** DIRECTION **
From the entries below, list each line with "solenoid".
--- start DATA ROWS ---
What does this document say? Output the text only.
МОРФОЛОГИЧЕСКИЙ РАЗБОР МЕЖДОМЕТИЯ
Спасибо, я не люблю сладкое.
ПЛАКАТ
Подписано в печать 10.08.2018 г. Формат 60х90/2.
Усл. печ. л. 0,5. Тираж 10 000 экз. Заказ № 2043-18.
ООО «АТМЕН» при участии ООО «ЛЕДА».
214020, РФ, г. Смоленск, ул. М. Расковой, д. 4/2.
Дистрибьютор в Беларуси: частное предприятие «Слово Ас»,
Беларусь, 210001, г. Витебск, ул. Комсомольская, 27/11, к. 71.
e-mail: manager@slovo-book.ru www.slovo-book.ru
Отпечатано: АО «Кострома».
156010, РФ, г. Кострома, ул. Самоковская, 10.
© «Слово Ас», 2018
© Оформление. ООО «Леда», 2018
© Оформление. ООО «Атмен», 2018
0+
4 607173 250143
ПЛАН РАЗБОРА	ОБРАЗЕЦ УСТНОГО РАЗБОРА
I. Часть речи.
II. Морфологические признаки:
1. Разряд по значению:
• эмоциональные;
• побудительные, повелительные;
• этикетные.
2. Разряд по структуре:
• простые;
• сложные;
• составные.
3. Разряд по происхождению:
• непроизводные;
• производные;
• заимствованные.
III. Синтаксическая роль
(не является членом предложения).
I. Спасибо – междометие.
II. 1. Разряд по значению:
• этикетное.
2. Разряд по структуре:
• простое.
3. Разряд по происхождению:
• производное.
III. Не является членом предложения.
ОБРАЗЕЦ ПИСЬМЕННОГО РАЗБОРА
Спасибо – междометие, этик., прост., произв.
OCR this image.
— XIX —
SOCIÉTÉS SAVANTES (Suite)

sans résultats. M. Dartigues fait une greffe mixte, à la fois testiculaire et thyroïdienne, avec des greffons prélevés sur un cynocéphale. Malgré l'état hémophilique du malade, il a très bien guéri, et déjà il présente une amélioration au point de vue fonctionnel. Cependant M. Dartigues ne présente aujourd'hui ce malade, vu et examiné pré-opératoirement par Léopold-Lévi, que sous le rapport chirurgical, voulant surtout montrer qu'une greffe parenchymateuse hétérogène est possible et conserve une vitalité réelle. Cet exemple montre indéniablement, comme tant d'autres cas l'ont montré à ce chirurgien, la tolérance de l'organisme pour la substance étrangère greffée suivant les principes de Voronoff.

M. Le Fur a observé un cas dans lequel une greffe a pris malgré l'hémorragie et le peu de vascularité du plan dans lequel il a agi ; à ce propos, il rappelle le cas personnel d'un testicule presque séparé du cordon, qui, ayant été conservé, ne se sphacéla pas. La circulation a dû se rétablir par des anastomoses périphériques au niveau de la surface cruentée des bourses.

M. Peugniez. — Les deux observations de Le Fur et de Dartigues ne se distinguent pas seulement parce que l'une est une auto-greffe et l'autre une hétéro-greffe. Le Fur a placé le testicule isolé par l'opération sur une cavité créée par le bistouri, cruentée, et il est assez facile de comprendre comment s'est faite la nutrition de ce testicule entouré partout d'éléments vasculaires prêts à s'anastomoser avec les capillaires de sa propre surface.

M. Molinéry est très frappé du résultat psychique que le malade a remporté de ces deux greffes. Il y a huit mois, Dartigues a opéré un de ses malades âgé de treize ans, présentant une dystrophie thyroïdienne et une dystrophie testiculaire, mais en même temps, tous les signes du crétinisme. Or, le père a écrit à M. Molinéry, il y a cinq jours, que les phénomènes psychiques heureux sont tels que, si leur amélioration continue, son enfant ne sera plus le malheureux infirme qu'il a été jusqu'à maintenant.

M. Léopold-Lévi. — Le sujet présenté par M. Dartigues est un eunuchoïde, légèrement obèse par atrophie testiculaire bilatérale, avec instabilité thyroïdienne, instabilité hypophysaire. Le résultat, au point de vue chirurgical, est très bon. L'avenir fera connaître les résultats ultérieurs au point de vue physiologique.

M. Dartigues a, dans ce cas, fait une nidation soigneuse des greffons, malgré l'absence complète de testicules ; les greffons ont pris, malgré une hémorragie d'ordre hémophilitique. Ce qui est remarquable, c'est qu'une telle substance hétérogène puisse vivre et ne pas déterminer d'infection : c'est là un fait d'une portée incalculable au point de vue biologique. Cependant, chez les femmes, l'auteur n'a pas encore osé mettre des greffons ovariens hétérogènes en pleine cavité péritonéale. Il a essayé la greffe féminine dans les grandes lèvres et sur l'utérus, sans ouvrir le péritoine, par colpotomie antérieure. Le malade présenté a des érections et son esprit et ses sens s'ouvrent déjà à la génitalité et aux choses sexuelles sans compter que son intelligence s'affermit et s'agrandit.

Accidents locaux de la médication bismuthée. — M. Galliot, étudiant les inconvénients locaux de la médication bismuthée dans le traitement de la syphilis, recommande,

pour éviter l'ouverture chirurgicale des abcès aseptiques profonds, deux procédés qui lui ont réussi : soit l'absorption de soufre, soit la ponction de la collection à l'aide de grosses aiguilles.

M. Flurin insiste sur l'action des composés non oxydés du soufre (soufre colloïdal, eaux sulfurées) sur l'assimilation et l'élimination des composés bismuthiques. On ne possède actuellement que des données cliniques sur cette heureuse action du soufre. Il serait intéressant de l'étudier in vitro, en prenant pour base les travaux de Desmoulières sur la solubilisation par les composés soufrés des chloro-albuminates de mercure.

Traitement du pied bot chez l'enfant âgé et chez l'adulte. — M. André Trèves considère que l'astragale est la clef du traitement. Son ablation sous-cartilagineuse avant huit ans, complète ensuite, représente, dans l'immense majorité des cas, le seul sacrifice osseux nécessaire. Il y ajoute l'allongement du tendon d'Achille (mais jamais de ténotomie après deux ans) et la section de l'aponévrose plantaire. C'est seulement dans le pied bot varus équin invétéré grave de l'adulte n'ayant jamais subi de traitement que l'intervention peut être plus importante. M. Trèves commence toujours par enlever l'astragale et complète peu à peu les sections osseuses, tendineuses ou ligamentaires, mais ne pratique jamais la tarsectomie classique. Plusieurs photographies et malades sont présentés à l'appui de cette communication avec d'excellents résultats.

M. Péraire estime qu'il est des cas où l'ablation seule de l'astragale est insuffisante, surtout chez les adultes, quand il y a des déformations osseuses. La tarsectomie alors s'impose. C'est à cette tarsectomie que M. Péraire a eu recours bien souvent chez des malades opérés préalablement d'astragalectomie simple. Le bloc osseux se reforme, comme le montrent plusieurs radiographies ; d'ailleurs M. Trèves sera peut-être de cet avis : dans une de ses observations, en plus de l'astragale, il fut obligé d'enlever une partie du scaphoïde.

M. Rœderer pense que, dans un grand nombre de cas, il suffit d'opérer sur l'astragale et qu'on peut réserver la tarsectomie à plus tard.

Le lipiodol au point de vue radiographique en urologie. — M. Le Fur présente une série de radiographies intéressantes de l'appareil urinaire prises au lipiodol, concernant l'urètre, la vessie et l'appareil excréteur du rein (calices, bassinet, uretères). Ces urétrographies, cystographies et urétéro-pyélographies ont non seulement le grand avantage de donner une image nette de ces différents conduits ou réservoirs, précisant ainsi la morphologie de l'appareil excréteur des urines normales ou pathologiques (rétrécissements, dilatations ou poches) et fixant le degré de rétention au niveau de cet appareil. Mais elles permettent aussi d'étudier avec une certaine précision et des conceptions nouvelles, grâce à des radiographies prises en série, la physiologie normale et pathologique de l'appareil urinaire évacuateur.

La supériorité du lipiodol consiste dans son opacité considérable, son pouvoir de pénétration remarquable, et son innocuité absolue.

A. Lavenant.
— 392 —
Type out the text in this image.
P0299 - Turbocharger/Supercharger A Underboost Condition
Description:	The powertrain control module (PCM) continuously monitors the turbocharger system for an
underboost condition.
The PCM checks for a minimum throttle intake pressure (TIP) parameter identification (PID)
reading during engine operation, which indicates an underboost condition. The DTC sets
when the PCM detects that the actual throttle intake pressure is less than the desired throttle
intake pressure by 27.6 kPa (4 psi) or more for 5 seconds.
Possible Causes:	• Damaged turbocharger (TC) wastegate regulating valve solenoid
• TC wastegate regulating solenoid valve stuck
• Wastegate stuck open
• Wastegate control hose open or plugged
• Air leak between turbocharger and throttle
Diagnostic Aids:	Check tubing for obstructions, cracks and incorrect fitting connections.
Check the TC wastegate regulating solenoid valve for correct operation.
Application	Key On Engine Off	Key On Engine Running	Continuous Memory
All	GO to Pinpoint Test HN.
--- end DATA ROWS ---
** RESPONSE FOR THIS EXERCISE **
Possible Causes:	• Damaged turbocharger (TC) wastegate regulating valve solenoid
• TC wastegate regulating solenoid valve stuck
Check the TC wastegate regulating solenoid valve for correct operation.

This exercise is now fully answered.